**TO BE DONE**
[A] Say whether each of these statements agrees with the post about the GMAT, answering yes or no and quoting the deciding words of the post: (i) The writer scored 590 on a first GMAT attempt in November. (ii) The writer studied for about six months before the test. (iii) The writer works in M&A consulting.
[B] In the records, rename "table-row" to "data-row" wherever it occurs, starting at the first line and stopping after the line that contains "page-number: 4 [316,30,324,45]". Return only those lines, with everything else left unchanged.

**EXTRACT**
Begin

All-
This is going to be a long post as there are a lot of things I need to get across, but I'll bold the major points
I had my first attempt at the GMAT in November and scored a 590 (V35 Q36 AW6.0). Needless to say I was quite shocked considering how much time I had spent studying (~3 months, mostly following the 60 day plan from here). I felt like I was doing well with practice questions (Error tracking tool shows overall 76% correct with 82% of the questions answered). The odd thing is that this was the exact same score I got on the first practice test I took before I knew anything about the GMAT. Basically my 3 months of studying were useless.
One of my suspicions as to what went wrong is that I got put on a intense project (work in M&A consulting) about 5 weeks before the test and I had 0 time to study for ~3 of those 6 weeks). I tried to salvage studying for the short time before the test but it clearly didn't help.

End

(Data entries)
Begin

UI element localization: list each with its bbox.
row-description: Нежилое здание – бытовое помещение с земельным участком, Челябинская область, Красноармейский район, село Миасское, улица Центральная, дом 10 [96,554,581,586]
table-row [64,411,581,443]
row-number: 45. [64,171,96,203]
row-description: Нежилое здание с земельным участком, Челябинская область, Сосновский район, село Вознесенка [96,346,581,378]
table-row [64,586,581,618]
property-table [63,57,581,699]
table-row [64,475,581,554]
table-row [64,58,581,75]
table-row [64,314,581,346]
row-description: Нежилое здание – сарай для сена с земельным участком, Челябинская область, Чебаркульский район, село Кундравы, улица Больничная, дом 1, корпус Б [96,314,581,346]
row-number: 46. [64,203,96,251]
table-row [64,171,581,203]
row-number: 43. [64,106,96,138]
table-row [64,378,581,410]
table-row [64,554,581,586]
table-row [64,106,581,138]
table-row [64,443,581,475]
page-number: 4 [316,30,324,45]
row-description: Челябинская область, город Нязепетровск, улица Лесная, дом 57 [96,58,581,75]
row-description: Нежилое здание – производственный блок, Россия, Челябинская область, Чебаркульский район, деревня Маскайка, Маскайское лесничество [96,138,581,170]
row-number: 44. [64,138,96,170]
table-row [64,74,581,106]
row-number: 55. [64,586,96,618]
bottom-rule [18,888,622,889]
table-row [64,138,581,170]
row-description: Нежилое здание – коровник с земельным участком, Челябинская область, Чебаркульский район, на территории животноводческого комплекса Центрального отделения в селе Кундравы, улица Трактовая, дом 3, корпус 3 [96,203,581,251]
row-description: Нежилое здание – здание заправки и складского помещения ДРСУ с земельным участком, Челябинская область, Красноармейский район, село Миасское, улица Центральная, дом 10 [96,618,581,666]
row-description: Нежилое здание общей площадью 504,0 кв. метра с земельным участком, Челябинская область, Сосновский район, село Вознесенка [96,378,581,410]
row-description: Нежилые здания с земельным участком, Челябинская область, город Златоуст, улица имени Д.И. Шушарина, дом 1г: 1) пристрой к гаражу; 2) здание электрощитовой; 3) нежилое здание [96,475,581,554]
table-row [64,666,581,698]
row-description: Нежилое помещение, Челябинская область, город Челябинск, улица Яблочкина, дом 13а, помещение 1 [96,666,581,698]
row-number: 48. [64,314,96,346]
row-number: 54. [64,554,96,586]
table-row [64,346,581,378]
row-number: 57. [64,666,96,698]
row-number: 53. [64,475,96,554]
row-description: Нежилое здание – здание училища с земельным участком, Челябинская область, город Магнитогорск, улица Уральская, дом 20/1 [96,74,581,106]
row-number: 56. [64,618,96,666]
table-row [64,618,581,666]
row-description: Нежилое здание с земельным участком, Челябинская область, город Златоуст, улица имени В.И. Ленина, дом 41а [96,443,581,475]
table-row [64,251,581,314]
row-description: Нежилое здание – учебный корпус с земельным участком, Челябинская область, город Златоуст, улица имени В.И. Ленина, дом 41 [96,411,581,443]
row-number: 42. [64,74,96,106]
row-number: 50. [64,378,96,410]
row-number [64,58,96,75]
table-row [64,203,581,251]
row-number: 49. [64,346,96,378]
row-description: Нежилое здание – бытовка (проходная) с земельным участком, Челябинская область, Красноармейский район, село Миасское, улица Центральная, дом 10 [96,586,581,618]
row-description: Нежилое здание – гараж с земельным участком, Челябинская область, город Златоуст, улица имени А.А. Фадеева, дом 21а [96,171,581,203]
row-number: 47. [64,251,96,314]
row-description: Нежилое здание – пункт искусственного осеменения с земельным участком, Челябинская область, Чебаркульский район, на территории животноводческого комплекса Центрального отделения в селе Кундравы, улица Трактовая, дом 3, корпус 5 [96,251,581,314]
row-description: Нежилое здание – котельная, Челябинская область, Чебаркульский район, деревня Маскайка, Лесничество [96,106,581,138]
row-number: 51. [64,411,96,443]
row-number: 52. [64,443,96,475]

End

**COMPLETED EXERCISE**
[A]
(i) Yes: "I had my first attempt at the GMAT in November and scored a 590"
(ii) No: "(~3 months, mostly following the 60 day plan from here)"
(iii) Yes: "work in M&A consulting"

[B]
UI element localization: list each with its bbox.
row-description: Нежилое здание – бытовое помещение с земельным участком, Челябинская область, Красноармейский район, село Миасское, улица Центральная, дом 10 [96,554,581,586]
data-row [64,411,581,443]
row-number: 45. [64,171,96,203]
row-description: Нежилое здание с земельным участком, Челябинская область, Сосновский район, село Вознесенка [96,346,581,378]
data-row [64,586,581,618]
property-table [63,57,581,699]
data-row [64,475,581,554]
data-row [64,58,581,75]
data-row [64,314,581,346]
row-description: Нежилое здание – сарай для сена с земельным участком, Челябинская область, Чебаркульский район, село Кундравы, улица Больничная, дом 1, корпус Б [96,314,581,346]
row-number: 46. [64,203,96,251]
data-row [64,171,581,203]
row-number: 43. [64,106,96,138]
data-row [64,378,581,410]
data-row [64,554,581,586]
data-row [64,106,581,138]
data-row [64,443,581,475]
page-number: 4 [316,30,324,45]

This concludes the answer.